_Exercise details_
Check each line of the listing below for the string "file", and copy the ones that have it.

_Data extract_
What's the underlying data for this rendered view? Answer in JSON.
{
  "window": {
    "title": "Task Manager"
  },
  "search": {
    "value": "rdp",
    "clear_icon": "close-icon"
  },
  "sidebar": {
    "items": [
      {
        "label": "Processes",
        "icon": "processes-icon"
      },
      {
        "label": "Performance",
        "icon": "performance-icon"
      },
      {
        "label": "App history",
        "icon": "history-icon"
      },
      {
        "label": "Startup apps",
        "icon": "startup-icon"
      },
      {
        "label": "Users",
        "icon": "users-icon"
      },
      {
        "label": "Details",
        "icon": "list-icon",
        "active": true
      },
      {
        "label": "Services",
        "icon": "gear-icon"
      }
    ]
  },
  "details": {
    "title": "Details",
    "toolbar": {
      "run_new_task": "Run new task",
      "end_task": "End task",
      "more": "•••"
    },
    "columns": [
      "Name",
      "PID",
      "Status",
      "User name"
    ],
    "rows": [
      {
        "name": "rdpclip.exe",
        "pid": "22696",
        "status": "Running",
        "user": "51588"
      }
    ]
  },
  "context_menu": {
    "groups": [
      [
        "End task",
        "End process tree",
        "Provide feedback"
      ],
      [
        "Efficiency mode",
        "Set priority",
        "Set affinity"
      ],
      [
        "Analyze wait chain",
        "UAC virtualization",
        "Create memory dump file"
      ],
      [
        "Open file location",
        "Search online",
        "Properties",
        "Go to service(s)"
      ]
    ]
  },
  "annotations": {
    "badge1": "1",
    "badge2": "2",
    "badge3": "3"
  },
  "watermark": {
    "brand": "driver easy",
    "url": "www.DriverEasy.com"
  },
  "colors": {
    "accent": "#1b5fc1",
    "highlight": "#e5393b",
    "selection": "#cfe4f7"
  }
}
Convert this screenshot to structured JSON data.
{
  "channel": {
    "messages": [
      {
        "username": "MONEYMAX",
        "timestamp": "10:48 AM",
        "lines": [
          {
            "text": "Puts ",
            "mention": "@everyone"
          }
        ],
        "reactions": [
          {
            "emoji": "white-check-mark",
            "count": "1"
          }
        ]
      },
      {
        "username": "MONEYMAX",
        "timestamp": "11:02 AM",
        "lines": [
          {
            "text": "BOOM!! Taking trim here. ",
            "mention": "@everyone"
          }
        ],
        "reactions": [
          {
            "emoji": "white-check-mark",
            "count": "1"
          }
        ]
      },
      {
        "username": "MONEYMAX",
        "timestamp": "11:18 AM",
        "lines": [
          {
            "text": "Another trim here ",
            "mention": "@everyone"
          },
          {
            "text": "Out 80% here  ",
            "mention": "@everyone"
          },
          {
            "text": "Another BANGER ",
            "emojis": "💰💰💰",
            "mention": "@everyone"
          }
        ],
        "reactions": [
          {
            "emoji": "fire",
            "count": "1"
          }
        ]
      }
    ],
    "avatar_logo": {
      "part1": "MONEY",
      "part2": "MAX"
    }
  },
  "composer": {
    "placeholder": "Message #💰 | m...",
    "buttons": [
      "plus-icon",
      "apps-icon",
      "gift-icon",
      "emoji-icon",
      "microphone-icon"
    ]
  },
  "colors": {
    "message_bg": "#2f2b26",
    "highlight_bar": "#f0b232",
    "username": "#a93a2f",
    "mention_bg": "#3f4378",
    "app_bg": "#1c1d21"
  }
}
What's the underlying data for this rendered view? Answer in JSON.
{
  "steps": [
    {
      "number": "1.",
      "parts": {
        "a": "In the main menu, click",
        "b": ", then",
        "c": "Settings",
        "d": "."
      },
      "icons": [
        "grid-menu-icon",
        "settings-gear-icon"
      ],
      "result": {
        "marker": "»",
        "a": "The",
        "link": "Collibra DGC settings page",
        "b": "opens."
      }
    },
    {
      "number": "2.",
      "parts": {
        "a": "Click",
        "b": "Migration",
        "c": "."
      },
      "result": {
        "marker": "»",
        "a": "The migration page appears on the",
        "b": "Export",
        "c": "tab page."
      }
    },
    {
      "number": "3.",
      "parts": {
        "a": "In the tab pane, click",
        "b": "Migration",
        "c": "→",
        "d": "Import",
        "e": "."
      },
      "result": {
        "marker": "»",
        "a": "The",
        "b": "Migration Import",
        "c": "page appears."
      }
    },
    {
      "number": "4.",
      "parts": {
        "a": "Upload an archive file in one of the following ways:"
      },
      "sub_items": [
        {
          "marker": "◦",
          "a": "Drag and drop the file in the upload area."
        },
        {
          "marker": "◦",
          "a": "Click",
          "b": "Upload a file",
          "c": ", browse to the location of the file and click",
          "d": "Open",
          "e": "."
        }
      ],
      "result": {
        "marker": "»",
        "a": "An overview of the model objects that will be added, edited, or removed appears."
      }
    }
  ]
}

_Solution to the problem_
        "Create memory dump file"
        "Open file location",
        "a": "Upload an archive file in one of the following ways:"
          "a": "Drag and drop the file in the upload area."
          "b": "Upload a file",
          "c": ", browse to the location of the file and click",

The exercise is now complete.